WHAT TO PRODUCE – Using the data below, repeat all of it precisely.

Dataset entries:

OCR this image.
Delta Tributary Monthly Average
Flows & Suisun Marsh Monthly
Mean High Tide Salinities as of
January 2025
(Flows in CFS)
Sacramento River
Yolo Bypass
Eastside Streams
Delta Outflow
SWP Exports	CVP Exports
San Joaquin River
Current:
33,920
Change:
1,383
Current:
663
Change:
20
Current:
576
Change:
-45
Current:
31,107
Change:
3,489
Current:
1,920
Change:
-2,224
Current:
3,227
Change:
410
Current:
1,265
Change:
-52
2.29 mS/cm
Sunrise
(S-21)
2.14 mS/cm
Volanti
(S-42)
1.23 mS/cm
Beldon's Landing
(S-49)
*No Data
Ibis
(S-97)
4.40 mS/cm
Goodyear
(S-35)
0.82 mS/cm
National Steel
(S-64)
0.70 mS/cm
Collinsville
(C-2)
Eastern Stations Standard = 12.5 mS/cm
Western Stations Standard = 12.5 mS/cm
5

CORRECT RESULT –
OCR this image.
Delta Tributary Monthly Average
Flows & Suisun Marsh Monthly
Mean High Tide Salinities as of
January 2025
(Flows in CFS)
Sacramento River
Yolo Bypass
Eastside Streams
Delta Outflow
SWP Exports	CVP Exports
San Joaquin River
Current:
33,920
Change:
1,383
Current:
663
Change:
20
Current:
576
Change:
-45
Current:
31,107
Change:
3,489
Current:
1,920
Change:
-2,224
Current:
3,227
Change:
410
Current:
1,265
Change:
-52
2.29 mS/cm
Sunrise
(S-21)
2.14 mS/cm
Volanti
(S-42)
1.23 mS/cm
Beldon's Landing
(S-49)
*No Data
Ibis
(S-97)
4.40 mS/cm
Goodyear
(S-35)
0.82 mS/cm
National Steel
(S-64)
0.70 mS/cm
Collinsville
(C-2)
Eastern Stations Standard = 12.5 mS/cm
Western Stations Standard = 12.5 mS/cm
5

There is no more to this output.